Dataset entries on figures
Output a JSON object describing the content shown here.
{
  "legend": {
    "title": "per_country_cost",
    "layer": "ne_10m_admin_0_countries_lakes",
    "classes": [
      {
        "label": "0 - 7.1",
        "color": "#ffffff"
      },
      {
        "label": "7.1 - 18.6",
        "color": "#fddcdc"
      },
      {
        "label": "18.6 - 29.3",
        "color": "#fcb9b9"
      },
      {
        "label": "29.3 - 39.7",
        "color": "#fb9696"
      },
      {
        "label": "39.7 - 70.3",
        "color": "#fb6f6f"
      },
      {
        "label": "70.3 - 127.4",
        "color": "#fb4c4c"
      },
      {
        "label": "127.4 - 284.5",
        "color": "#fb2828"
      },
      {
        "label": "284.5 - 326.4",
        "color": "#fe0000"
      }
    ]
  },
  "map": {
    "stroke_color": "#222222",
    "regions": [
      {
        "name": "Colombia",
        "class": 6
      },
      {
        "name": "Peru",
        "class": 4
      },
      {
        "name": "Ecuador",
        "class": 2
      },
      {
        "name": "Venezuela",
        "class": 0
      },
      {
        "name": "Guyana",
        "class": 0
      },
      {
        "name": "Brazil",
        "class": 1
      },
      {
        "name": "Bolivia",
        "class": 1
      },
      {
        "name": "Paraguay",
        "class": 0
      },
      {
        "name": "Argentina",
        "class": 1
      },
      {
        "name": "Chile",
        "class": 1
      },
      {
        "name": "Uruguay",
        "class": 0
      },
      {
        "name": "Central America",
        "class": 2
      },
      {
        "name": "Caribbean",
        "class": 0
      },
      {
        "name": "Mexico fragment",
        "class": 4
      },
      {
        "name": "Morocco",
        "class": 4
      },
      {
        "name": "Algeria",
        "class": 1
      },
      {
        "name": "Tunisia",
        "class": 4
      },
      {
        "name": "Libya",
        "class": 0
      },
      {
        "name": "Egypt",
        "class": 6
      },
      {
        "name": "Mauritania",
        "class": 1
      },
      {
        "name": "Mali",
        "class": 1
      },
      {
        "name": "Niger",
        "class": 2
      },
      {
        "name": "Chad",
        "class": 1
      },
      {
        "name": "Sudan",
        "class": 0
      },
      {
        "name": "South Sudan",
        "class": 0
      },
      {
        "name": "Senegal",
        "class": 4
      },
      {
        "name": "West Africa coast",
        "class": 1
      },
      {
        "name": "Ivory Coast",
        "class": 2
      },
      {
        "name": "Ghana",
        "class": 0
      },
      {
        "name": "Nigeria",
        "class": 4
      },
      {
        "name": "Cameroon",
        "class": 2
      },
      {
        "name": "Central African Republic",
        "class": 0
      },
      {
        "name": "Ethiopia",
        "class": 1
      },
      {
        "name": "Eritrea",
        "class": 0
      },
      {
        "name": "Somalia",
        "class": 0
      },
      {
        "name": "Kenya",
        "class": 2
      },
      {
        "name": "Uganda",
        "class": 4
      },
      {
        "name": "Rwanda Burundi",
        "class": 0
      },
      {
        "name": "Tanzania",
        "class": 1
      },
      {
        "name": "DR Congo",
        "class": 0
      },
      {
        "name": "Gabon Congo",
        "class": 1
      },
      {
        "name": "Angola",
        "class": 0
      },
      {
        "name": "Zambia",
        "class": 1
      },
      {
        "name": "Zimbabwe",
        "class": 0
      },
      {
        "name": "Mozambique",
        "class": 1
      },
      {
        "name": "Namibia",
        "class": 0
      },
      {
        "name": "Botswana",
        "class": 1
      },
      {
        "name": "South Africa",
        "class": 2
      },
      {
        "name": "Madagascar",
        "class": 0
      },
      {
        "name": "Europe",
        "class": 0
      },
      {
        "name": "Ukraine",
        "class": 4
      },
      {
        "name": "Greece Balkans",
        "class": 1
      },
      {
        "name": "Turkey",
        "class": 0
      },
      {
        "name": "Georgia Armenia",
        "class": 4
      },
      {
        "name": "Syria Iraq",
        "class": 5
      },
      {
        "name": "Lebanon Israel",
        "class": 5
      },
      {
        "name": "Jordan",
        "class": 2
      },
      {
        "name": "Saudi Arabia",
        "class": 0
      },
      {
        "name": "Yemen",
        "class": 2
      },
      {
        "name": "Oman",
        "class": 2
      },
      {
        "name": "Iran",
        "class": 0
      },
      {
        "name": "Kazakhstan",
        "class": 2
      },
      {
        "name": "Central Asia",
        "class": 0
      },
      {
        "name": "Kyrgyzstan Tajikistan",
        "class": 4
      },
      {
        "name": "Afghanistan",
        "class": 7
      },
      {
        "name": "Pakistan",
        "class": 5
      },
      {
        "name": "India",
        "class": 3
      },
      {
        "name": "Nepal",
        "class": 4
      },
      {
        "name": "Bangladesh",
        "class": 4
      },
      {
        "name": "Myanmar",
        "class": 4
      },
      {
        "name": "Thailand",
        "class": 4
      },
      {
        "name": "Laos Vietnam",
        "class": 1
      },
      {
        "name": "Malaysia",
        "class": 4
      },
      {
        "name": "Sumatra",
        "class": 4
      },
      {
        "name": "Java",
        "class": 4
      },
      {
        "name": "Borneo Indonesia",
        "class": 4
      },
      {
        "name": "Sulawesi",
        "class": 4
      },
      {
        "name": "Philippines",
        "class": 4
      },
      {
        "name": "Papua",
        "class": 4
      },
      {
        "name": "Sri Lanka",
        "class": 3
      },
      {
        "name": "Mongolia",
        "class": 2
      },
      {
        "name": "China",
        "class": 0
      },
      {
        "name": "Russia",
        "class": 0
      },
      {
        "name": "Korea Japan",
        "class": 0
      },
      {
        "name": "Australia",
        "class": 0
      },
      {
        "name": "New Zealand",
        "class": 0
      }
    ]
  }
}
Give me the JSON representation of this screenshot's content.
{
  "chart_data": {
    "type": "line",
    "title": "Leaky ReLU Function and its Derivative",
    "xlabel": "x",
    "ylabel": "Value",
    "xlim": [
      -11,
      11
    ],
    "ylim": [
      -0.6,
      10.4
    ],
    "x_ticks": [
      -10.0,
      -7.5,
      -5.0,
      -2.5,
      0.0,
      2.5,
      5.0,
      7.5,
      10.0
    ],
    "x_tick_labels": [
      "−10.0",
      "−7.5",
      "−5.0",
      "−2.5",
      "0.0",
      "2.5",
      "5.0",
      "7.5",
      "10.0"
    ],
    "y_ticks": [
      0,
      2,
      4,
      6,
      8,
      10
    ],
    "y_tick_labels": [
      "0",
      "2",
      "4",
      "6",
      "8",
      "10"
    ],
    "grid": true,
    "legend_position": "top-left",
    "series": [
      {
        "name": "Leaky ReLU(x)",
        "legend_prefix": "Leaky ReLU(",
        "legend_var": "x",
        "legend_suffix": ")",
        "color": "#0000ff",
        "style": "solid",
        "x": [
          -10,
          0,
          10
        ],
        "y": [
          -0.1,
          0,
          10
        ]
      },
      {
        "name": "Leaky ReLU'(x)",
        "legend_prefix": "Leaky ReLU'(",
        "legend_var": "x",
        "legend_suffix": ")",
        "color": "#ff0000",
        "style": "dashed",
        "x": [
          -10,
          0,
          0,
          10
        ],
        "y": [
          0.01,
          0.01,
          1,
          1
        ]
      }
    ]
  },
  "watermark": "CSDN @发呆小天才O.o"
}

Requirements ▸ Which lines above contain "JSON"? Show each of them.

Correct response ▸
Output a JSON object describing the content shown here.
Give me the JSON representation of this screenshot's content.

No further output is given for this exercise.